What is being asked: Arrange the item lines below as a numbered list, leaving out blank lines. Begin at the first line of the items and stop after the line that contains "background-right-cell: 在 [1022,320,1035,334]".

Annotated element listings:
[Begin]

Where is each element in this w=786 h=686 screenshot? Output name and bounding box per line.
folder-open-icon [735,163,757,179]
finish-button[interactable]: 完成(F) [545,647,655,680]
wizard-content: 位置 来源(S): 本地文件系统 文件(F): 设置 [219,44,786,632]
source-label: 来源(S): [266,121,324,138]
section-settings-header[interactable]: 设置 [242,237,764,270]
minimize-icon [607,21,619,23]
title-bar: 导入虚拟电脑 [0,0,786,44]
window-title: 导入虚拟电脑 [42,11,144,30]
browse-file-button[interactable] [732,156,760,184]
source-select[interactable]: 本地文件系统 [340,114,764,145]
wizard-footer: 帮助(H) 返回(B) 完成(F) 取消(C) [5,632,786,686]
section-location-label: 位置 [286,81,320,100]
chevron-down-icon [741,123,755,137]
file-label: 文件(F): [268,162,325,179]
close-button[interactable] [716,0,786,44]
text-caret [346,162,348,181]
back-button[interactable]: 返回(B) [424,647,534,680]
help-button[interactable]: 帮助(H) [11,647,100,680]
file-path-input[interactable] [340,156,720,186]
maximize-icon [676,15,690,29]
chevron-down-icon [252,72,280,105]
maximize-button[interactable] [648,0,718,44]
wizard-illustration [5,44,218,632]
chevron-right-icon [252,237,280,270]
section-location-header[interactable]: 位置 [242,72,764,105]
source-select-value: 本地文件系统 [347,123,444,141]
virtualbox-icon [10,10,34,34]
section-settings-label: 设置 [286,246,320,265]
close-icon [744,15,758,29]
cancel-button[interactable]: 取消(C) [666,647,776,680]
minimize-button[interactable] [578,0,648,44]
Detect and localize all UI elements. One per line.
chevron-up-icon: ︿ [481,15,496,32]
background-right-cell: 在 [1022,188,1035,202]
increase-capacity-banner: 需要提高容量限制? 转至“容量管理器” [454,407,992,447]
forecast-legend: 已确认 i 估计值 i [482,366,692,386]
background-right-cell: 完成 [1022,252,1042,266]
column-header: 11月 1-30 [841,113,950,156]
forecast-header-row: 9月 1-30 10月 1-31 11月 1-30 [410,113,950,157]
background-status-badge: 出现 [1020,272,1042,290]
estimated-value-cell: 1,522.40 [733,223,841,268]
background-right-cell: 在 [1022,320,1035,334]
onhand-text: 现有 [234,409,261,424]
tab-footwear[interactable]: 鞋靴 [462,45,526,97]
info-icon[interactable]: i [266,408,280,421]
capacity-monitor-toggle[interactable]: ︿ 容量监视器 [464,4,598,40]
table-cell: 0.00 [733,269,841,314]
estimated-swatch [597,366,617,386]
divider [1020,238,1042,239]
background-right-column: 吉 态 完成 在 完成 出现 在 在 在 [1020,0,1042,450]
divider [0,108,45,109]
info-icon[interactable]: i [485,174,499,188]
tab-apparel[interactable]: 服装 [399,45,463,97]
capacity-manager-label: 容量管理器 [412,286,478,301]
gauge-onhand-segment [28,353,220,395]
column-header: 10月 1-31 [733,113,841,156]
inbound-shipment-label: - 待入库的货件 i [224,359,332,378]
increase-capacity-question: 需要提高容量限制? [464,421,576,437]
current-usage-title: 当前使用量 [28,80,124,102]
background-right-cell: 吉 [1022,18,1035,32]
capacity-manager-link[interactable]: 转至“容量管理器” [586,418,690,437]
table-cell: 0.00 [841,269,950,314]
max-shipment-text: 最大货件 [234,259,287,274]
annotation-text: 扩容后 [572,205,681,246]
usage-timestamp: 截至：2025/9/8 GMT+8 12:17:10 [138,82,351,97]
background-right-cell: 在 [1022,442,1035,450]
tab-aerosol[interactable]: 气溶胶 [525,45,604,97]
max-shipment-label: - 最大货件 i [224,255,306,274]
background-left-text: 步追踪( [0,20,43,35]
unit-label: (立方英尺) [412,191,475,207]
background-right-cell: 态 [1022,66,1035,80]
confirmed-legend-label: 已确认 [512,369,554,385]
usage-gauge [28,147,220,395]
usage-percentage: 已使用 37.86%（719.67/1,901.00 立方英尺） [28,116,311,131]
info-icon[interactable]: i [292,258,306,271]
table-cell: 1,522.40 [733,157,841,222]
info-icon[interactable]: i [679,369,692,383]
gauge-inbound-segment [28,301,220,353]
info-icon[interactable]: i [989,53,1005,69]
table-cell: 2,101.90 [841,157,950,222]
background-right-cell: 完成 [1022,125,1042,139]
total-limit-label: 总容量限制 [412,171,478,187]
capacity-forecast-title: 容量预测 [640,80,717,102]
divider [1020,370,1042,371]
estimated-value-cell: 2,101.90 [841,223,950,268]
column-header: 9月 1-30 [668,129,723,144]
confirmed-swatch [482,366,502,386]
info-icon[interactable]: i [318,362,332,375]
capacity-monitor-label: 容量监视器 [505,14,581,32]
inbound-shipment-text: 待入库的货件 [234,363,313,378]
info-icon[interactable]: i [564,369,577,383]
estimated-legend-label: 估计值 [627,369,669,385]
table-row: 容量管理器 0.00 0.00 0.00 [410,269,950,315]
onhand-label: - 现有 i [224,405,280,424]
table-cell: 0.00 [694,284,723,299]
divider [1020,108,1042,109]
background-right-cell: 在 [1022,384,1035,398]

[End]

Result of this exercise:
1. Where is each element in this w=786 h=686 screenshot? Output name and bounding box per line.
2. folder-open-icon [735,163,757,179]
3. finish-button[interactable]: 完成(F) [545,647,655,680]
4. wizard-content: 位置 来源(S): 本地文件系统 文件(F): 设置 [219,44,786,632]
5. source-label: 来源(S): [266,121,324,138]
6. section-settings-header[interactable]: 设置 [242,237,764,270]
7. minimize-icon [607,21,619,23]
8. title-bar: 导入虚拟电脑 [0,0,786,44]
9. window-title: 导入虚拟电脑 [42,11,144,30]
10. browse-file-button[interactable] [732,156,760,184]
11. source-select[interactable]: 本地文件系统 [340,114,764,145]
12. wizard-footer: 帮助(H) 返回(B) 完成(F) 取消(C) [5,632,786,686]
13. section-location-label: 位置 [286,81,320,100]
14. chevron-down-icon [741,123,755,137]
15. file-label: 文件(F): [268,162,325,179]
16. close-button[interactable] [716,0,786,44]
17. text-caret [346,162,348,181]
18. back-button[interactable]: 返回(B) [424,647,534,680]
19. help-button[interactable]: 帮助(H) [11,647,100,680]
20. file-path-input[interactable] [340,156,720,186]
21. maximize-icon [676,15,690,29]
22. chevron-down-icon [252,72,280,105]
23. maximize-button[interactable] [648,0,718,44]
24. wizard-illustration [5,44,218,632]
25. chevron-right-icon [252,237,280,270]
26. section-location-header[interactable]: 位置 [242,72,764,105]
27. source-select-value: 本地文件系统 [347,123,444,141]
28. virtualbox-icon [10,10,34,34]
29. section-settings-label: 设置 [286,246,320,265]
30. close-icon [744,15,758,29]
31. cancel-button[interactable]: 取消(C) [666,647,776,680]
32. minimize-button[interactable] [578,0,648,44]
33. Detect and localize all UI elements. One per line.
34. chevron-up-icon: ︿ [481,15,496,32]
35. background-right-cell: 在 [1022,188,1035,202]
36. increase-capacity-banner: 需要提高容量限制? 转至“容量管理器” [454,407,992,447]
37. forecast-legend: 已确认 i 估计值 i [482,366,692,386]
38. background-right-cell: 完成 [1022,252,1042,266]
39. column-header: 11月 1-30 [841,113,950,156]
40. forecast-header-row: 9月 1-30 10月 1-31 11月 1-30 [410,113,950,157]
41. background-status-badge: 出现 [1020,272,1042,290]
42. estimated-value-cell: 1,522.40 [733,223,841,268]
43. background-right-cell: 在 [1022,320,1035,334]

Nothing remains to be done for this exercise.